Intervention de Gérard Mestrallet

Réunion du 12 juillet 2016 à 16h30
Commission des finances, de l'économie générale et du contrôle budgétaire

Gérard Mestrallet, président de Paris Europlace :

Merci, monsieur le président, de nous avoir invités. Le référendum du 23 juin a immédiatement soulevé toute une série de questions. Nous discernons trois défis principaux. Tout d'abord, il faut mener en bon ordre et dans des délais raisonnables les négociations de sortie du Royaume-Uni. C'est évidemment le rôle des autorités politiques, nationales et européennes, mais nous nous sentons concernés au premier chef. Il s'agit d'éviter tout risque de déséquilibre, toute distorsion de concurrence. C'est un enjeu en termes de souveraineté, de financement des entreprises – grands groupes comme PME –, de valeur ajoutée, d'emplois, de revenus, de recettes fiscales. La négociation sur les services financiers nous semble mériter une attention particulière. Ensuite, il nous faut valoriser nos atouts, et aussi la conception de la finance propre à la place de Paris : une finance responsable dédiée, d'abord et avant tout, au financement de l'économie et des acteurs de celle-ci, donc une finance facteur de croissance et d'emploi. Enfin, il faut continuer à oeuvrer pour améliorer la compétitivité de notre économie, et ce par des mesures de moyen terme.

En ce qui concerne les négociations de sortie du Royaume-Uni, Paris Europlace s'est préparé en demandant, il y a six mois, à l'ancien gouverneur de la Banque de France Christian Noyer d'animer un groupe de travail sur les deux hypothèses du maintien dans l'Union européenne et de la sortie. Ses recommandations, examinées par le conseil d'administration de Paris Europlace et le comité « Place de Paris 2020 », visent clairement à une négociation très claire et très ferme, loyale évidemment, entre l'Union européenne et le Royaume-Uni.

■ **Consigne**: Résumez en deux phrases l'extrait fourni ci-dessus.

■ **Données extraites**:
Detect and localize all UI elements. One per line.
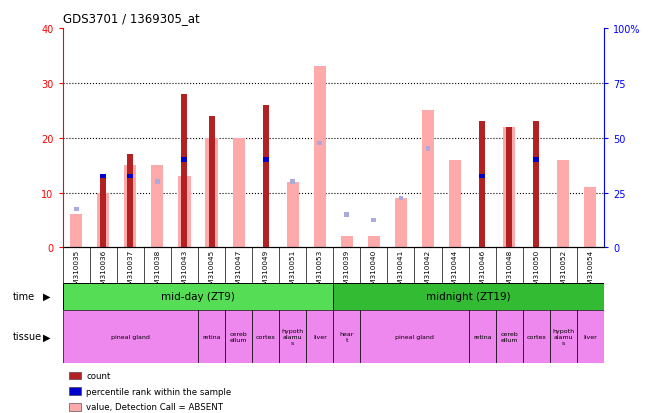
==
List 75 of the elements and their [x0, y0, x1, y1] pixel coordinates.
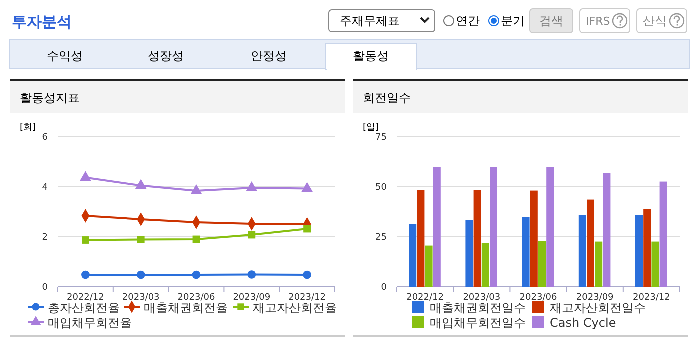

■ **Réponse rédigée**: Gérard Mestrallet, président de Paris Europlace, discerne trois défis après le référendum du 23 juin : mener en bon ordre et dans des délais raisonnables les négociations de sortie du Royaume-Uni, valoriser les atouts de la place de Paris et sa conception d'une finance responsable, et continuer à améliorer la compétitivité de l'économie par des mesures de moyen terme. Pour s'y préparer, Paris Europlace a demandé il y a six mois à Christian Noyer d'animer un groupe de travail, dont les recommandations visent une négociation très claire et très ferme entre l'Union européenne et le Royaume-Uni.